■ **THE REQUEST**:
Find the lines with "pandas" in them and copy them out.

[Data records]
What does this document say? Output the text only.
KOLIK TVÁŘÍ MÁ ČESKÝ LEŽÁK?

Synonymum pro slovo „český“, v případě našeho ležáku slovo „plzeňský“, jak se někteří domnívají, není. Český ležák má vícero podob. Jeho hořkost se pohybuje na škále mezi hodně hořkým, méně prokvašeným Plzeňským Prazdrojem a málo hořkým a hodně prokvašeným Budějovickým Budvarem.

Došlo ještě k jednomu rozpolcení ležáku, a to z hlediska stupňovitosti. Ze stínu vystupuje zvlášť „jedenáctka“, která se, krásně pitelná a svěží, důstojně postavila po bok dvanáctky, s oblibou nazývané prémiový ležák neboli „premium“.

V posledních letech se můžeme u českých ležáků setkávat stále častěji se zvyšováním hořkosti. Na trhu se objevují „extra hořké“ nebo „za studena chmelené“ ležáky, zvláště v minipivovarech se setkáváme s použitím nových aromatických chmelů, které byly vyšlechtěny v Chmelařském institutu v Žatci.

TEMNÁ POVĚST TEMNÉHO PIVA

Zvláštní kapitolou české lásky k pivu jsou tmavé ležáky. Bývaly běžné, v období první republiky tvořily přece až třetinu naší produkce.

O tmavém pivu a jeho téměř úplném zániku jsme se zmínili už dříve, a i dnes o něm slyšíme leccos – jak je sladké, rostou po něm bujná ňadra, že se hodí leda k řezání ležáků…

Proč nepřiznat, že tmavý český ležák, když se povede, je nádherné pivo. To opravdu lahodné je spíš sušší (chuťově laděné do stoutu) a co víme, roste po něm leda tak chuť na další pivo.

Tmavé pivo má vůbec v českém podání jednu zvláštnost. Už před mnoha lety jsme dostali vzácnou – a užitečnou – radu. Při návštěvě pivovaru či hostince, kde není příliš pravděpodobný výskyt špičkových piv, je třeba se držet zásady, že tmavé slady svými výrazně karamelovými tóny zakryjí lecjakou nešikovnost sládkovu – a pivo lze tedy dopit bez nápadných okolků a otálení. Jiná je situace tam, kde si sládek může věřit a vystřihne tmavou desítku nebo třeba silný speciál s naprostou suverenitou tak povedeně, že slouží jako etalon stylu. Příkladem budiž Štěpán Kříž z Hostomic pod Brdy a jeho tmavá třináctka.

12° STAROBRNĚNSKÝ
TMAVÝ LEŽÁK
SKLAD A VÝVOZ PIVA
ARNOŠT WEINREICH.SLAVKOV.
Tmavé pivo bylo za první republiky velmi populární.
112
* * *
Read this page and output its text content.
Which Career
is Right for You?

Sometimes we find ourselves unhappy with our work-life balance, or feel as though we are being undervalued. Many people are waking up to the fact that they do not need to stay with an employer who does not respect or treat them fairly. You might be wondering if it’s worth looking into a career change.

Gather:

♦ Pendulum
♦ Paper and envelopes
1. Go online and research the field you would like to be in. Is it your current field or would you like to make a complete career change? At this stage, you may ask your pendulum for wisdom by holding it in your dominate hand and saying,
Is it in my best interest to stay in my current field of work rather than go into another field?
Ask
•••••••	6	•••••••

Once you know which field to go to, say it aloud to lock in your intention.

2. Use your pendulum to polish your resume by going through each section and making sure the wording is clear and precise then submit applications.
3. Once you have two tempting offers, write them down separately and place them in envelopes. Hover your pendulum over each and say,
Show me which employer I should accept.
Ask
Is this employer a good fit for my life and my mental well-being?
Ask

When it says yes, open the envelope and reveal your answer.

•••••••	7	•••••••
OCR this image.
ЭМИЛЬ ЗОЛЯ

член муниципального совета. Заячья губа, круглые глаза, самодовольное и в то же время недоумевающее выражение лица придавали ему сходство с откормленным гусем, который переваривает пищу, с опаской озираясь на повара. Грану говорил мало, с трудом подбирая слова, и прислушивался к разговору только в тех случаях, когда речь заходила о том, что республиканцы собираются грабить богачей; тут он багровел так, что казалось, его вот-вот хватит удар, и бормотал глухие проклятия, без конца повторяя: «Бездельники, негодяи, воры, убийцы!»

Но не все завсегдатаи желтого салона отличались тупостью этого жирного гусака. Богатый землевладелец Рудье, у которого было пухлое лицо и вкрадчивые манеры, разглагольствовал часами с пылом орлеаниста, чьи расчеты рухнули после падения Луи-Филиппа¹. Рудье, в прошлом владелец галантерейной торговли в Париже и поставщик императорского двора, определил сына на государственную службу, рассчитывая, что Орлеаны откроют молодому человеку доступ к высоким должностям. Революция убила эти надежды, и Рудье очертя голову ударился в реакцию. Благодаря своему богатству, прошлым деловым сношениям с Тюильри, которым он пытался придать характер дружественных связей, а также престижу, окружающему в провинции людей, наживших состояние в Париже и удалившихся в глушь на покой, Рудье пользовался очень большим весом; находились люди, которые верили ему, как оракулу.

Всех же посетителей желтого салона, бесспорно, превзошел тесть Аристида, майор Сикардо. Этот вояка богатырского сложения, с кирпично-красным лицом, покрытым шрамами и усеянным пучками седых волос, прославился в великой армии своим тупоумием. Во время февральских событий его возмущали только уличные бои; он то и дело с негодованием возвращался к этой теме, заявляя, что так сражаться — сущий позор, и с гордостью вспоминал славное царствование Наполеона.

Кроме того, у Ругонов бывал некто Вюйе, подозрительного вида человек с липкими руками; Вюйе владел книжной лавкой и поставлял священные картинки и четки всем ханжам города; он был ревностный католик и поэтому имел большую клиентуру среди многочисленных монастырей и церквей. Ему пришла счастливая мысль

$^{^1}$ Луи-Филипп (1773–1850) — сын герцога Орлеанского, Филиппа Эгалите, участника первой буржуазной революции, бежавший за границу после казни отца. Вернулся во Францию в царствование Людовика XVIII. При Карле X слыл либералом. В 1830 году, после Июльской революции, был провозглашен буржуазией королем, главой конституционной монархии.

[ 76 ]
==
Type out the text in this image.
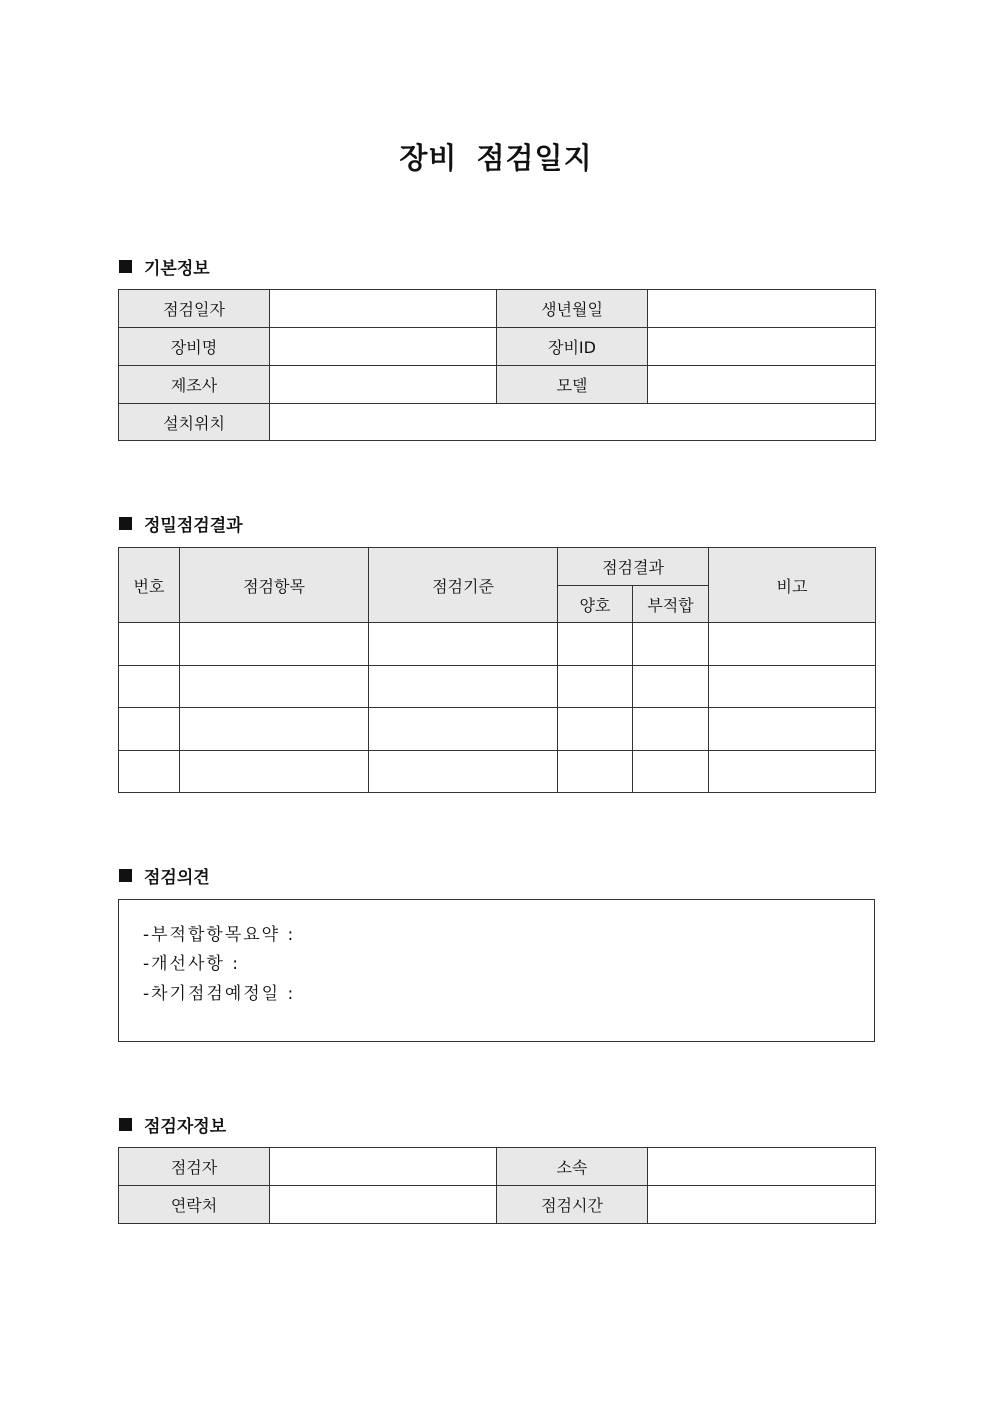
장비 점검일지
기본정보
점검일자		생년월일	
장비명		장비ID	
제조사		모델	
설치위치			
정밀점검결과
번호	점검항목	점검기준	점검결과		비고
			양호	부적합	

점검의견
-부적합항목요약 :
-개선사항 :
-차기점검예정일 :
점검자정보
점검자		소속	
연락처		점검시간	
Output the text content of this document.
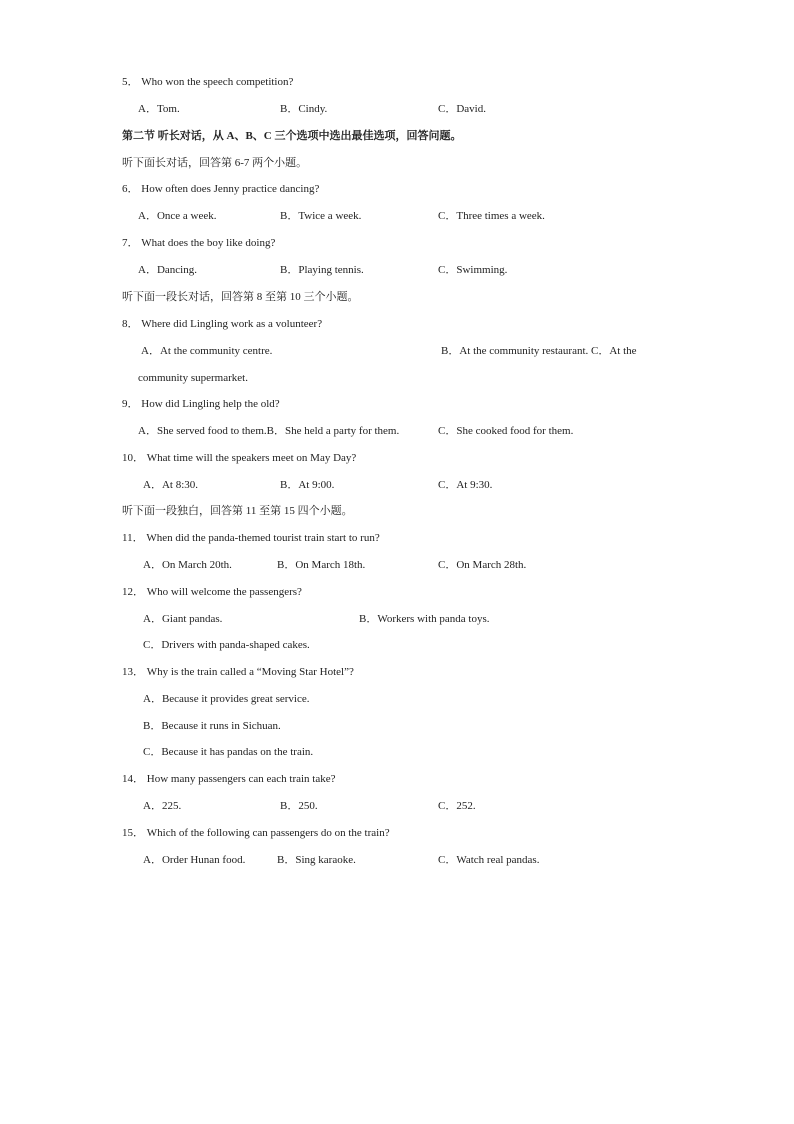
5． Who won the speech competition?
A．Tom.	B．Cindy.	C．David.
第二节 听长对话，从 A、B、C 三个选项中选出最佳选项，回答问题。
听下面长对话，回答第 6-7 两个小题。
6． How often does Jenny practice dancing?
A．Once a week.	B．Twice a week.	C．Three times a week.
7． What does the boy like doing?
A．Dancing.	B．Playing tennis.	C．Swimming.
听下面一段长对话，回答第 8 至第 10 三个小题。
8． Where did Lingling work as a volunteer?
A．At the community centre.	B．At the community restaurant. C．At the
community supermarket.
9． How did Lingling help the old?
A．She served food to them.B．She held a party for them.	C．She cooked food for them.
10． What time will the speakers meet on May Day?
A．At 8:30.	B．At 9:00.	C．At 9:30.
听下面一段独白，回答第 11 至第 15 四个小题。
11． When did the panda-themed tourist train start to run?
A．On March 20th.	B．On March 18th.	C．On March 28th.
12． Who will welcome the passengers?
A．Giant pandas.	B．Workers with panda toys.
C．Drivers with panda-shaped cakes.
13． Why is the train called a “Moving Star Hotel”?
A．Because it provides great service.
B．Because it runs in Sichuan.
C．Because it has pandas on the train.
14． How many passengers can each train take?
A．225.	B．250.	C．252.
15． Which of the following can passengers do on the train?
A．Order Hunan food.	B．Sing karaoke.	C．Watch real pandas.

■ **EXERCISE SOLUTION**:
A．Giant pandas.	B．Workers with panda toys.
C．Because it has pandas on the train.
A．Order Hunan food.	B．Sing karaoke.	C．Watch real pandas.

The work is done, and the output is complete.